§ **What is needed**
Each entry has to be given again in its exact wording, and no picture may appear in the result.

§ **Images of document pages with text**
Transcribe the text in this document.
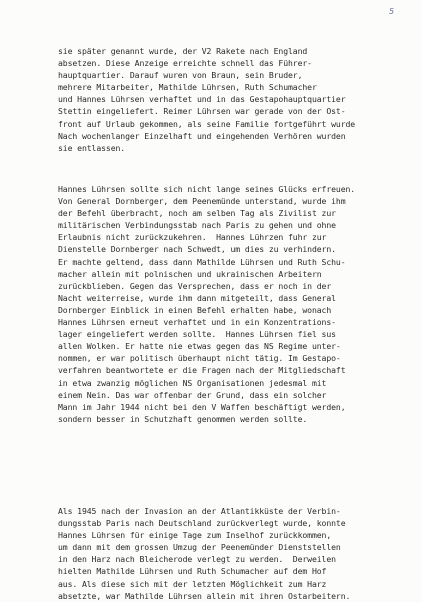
5
sie später genannt wurde, der V2 Rakete nach England
absetzen. Diese Anzeige erreichte schnell das Führer-
hauptquartier. Darauf wuren von Braun, sein Bruder,
mehrere Mitarbeiter, Mathilde Lührsen, Ruth Schumacher
und Hannes Lührsen verhaftet und in das Gestapohauptquartier
Stettin eingeliefert. Reimer Lührsen war gerade von der Ost-
front auf Urlaub gekommen, als seine Familie fortgeführt wurde
Nach wochenlanger Einzelhaft und eingehenden Verhören wurden
sie entlassen.
Hannes Lührsen sollte sich nicht lange seines Glücks erfreuen.
Von General Dornberger, dem Peenemünde unterstand, wurde ihm
der Befehl überbracht, noch am selben Tag als Zivilist zur
militärischen Verbindungsstab nach Paris zu gehen und ohne
Erlaubnis nicht zurückzukehren.  Hannes Lührzen fuhr zur
Dienstelle Dornberger nach Schwedt, um dies zu verhindern.
Er machte geltend, dass dann Mathilde Lührsen und Ruth Schu-
macher allein mit polnischen und ukrainischen Arbeitern
zurückblieben. Gegen das Versprechen, dass er noch in der
Nacht weiterreise, wurde ihm dann mitgeteilt, dass General
Dornberger Einblick in einen Befehl erhalten habe, wonach
Hannes Lührsen erneut verhaftet und in ein Konzentrations-
lager eingeliefert werden sollte.  Hannes Lührsen fiel sus
allen Wolken. Er hatte nie etwas gegen das NS Regime unter-
nommen, er war politisch überhaupt nicht tätig. Im Gestapo-
verfahren beantwortete er die Fragen nach der Mitgliedschaft
in etwa zwanzig möglichen NS Organisationen jedesmal mit
einem Nein. Das war offenbar der Grund, dass ein solcher
Mann im Jahr 1944 nicht bei den V Waffen beschäftigt werden,
sondern besser in Schutzhaft genommen werden sollte.
Als 1945 nach der Invasion an der Atlantikküste der Verbin-
dungsstab Paris nach Deutschland zurückverlegt wurde, konnte
Hannes Lührsen für einige Tage zum Inselhof zurückkommen,
um dann mit dem grossen Umzug der Peenemünder Dienststellen
in den Harz nach Bleicherode verlegt zu werden.  Derweilen
hielten Mathilde Lührsen und Ruth Schumacher auf dem Hof
aus. Als diese sich mit der letzten Möglichkeit zum Harz
absetzte, war Mathilde Lührsen allein mit ihren Ostarbeitern.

§ **Worked solution**
Transcribe the text in this document.
5
sie später genannt wurde, der V2 Rakete nach England
absetzen. Diese Anzeige erreichte schnell das Führer-
hauptquartier. Darauf wuren von Braun, sein Bruder,
mehrere Mitarbeiter, Mathilde Lührsen, Ruth Schumacher
und Hannes Lührsen verhaftet und in das Gestapohauptquartier
Stettin eingeliefert. Reimer Lührsen war gerade von der Ost-
front auf Urlaub gekommen, als seine Familie fortgeführt wurde
Nach wochenlanger Einzelhaft und eingehenden Verhören wurden
sie entlassen.
Hannes Lührsen sollte sich nicht lange seines Glücks erfreuen.
Von General Dornberger, dem Peenemünde unterstand, wurde ihm
der Befehl überbracht, noch am selben Tag als Zivilist zur
militärischen Verbindungsstab nach Paris zu gehen und ohne
Erlaubnis nicht zurückzukehren.  Hannes Lührzen fuhr zur
Dienstelle Dornberger nach Schwedt, um dies zu verhindern.
Er machte geltend, dass dann Mathilde Lührsen und Ruth Schu-
macher allein mit polnischen und ukrainischen Arbeitern
zurückblieben. Gegen das Versprechen, dass er noch in der
Nacht weiterreise, wurde ihm dann mitgeteilt, dass General
Dornberger Einblick in einen Befehl erhalten habe, wonach
Hannes Lührsen erneut verhaftet und in ein Konzentrations-
lager eingeliefert werden sollte.  Hannes Lührsen fiel sus
allen Wolken. Er hatte nie etwas gegen das NS Regime unter-
nommen, er war politisch überhaupt nicht tätig. Im Gestapo-
verfahren beantwortete er die Fragen nach der Mitgliedschaft
in etwa zwanzig möglichen NS Organisationen jedesmal mit
einem Nein. Das war offenbar der Grund, dass ein solcher
Mann im Jahr 1944 nicht bei den V Waffen beschäftigt werden,
sondern besser in Schutzhaft genommen werden sollte.
Als 1945 nach der Invasion an der Atlantikküste der Verbin-
dungsstab Paris nach Deutschland zurückverlegt wurde, konnte
Hannes Lührsen für einige Tage zum Inselhof zurückkommen,
um dann mit dem grossen Umzug der Peenemünder Dienststellen
in den Harz nach Bleicherode verlegt zu werden.  Derweilen
hielten Mathilde Lührsen und Ruth Schumacher auf dem Hof
aus. Als diese sich mit der letzten Möglichkeit zum Harz
absetzte, war Mathilde Lührsen allein mit ihren Ostarbeitern.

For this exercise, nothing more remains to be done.